Start Given records

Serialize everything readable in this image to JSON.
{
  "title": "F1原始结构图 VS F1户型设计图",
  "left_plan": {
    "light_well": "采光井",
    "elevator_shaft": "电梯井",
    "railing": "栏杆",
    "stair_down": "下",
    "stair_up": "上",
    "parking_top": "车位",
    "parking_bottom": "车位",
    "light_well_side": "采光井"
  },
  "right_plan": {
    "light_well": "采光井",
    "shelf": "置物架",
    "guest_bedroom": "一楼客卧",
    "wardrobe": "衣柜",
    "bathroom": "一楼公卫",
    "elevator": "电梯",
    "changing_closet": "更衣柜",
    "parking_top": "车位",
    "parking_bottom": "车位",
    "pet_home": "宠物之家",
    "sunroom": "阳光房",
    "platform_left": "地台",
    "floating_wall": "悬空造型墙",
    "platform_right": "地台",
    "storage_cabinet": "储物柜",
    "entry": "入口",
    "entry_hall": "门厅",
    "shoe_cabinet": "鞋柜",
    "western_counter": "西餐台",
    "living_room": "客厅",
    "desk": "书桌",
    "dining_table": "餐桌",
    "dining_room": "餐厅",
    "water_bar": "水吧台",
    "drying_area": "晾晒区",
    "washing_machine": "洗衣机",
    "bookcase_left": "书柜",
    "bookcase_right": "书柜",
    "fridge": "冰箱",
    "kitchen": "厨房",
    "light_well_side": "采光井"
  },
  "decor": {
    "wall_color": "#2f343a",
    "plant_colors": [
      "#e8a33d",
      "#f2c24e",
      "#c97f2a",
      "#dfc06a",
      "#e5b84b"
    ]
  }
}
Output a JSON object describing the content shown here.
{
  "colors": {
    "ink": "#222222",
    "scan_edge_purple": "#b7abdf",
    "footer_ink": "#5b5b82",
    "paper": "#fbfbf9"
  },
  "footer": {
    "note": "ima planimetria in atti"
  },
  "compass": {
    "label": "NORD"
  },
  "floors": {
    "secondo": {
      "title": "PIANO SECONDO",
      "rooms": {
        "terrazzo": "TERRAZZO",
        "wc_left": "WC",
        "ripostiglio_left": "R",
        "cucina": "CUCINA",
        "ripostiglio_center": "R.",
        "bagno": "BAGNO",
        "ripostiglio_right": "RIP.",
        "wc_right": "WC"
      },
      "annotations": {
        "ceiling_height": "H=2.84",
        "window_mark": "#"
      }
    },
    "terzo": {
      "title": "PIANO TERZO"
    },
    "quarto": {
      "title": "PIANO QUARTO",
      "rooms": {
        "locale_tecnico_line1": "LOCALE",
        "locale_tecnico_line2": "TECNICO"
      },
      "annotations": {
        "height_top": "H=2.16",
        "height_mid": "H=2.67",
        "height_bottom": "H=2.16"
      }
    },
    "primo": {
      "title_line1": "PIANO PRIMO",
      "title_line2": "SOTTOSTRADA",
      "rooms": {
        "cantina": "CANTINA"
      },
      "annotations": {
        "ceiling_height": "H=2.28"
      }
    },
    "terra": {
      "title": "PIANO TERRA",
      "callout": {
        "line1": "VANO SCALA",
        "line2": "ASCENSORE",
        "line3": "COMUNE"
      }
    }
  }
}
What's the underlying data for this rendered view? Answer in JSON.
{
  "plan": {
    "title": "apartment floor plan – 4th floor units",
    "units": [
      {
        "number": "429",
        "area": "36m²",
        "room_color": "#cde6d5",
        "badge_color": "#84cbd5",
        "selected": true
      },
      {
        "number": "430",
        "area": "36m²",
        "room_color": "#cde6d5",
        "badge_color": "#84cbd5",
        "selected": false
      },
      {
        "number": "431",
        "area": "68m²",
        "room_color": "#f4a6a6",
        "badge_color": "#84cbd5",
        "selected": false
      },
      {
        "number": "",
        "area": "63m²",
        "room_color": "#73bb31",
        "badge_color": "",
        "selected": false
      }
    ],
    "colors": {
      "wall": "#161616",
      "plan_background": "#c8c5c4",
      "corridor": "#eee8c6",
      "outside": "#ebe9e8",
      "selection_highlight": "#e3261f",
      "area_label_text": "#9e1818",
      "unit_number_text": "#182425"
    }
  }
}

End Given records

» To be done: From the records above, extract every entry exactly as given.

» Expected answer:
Serialize everything readable in this image to JSON.
{
  "title": "F1原始结构图 VS F1户型设计图",
  "left_plan": {
    "light_well": "采光井",
    "elevator_shaft": "电梯井",
    "railing": "栏杆",
    "stair_down": "下",
    "stair_up": "上",
    "parking_top": "车位",
    "parking_bottom": "车位",
    "light_well_side": "采光井"
  },
  "right_plan": {
    "light_well": "采光井",
    "shelf": "置物架",
    "guest_bedroom": "一楼客卧",
    "wardrobe": "衣柜",
    "bathroom": "一楼公卫",
    "elevator": "电梯",
    "changing_closet": "更衣柜",
    "parking_top": "车位",
    "parking_bottom": "车位",
    "pet_home": "宠物之家",
    "sunroom": "阳光房",
    "platform_left": "地台",
    "floating_wall": "悬空造型墙",
    "platform_right": "地台",
    "storage_cabinet": "储物柜",
    "entry": "入口",
    "entry_hall": "门厅",
    "shoe_cabinet": "鞋柜",
    "western_counter": "西餐台",
    "living_room": "客厅",
    "desk": "书桌",
    "dining_table": "餐桌",
    "dining_room": "餐厅",
    "water_bar": "水吧台",
    "drying_area": "晾晒区",
    "washing_machine": "洗衣机",
    "bookcase_left": "书柜",
    "bookcase_right": "书柜",
    "fridge": "冰箱",
    "kitchen": "厨房",
    "light_well_side": "采光井"
  },
  "decor": {
    "wall_color": "#2f343a",
    "plant_colors": [
      "#e8a33d",
      "#f2c24e",
      "#c97f2a",
      "#dfc06a",
      "#e5b84b"
    ]
  }
}
Output a JSON object describing the content shown here.
{
  "colors": {
    "ink": "#222222",
    "scan_edge_purple": "#b7abdf",
    "footer_ink": "#5b5b82",
    "paper": "#fbfbf9"
  },
  "footer": {
    "note": "ima planimetria in atti"
  },
  "compass": {
    "label": "NORD"
  },
  "floors": {
    "secondo": {
      "title": "PIANO SECONDO",
      "rooms": {
        "terrazzo": "TERRAZZO",
        "wc_left": "WC",
        "ripostiglio_left": "R",
        "cucina": "CUCINA",
        "ripostiglio_center": "R.",
        "bagno": "BAGNO",
        "ripostiglio_right": "RIP.",
        "wc_right": "WC"
      },
      "annotations": {
        "ceiling_height": "H=2.84",
        "window_mark": "#"
      }
    },
    "terzo": {
      "title": "PIANO TERZO"
    },
    "quarto": {
      "title": "PIANO QUARTO",
      "rooms": {
        "locale_tecnico_line1": "LOCALE",
        "locale_tecnico_line2": "TECNICO"
      },
      "annotations": {
        "height_top": "H=2.16",
        "height_mid": "H=2.67",
        "height_bottom": "H=2.16"
      }
    },
    "primo": {
      "title_line1": "PIANO PRIMO",
      "title_line2": "SOTTOSTRADA",
      "rooms": {
        "cantina": "CANTINA"
      },
      "annotations": {
        "ceiling_height": "H=2.28"
      }
    },
    "terra": {
      "title": "PIANO TERRA",
      "callout": {
        "line1": "VANO SCALA",
        "line2": "ASCENSORE",
        "line3": "COMUNE"
      }
    }
  }
}
What's the underlying data for this rendered view? Answer in JSON.
{
  "plan": {
    "title": "apartment floor plan – 4th floor units",
    "units": [
      {
        "number": "429",
        "area": "36m²",
        "room_color": "#cde6d5",
        "badge_color": "#84cbd5",
        "selected": true
      },
      {
        "number": "430",
        "area": "36m²",
        "room_color": "#cde6d5",
        "badge_color": "#84cbd5",
        "selected": false
      },
      {
        "number": "431",
        "area": "68m²",
        "room_color": "#f4a6a6",
        "badge_color": "#84cbd5",
        "selected": false
      },
      {
        "number": "",
        "area": "63m²",
        "room_color": "#73bb31",
        "badge_color": "",
        "selected": false
      }
    ],
    "colors": {
      "wall": "#161616",
      "plan_background": "#c8c5c4",
      "corridor": "#eee8c6",
      "outside": "#ebe9e8",
      "selection_highlight": "#e3261f",
      "area_label_text": "#9e1818",
      "unit_number_text": "#182425"
    }
  }
}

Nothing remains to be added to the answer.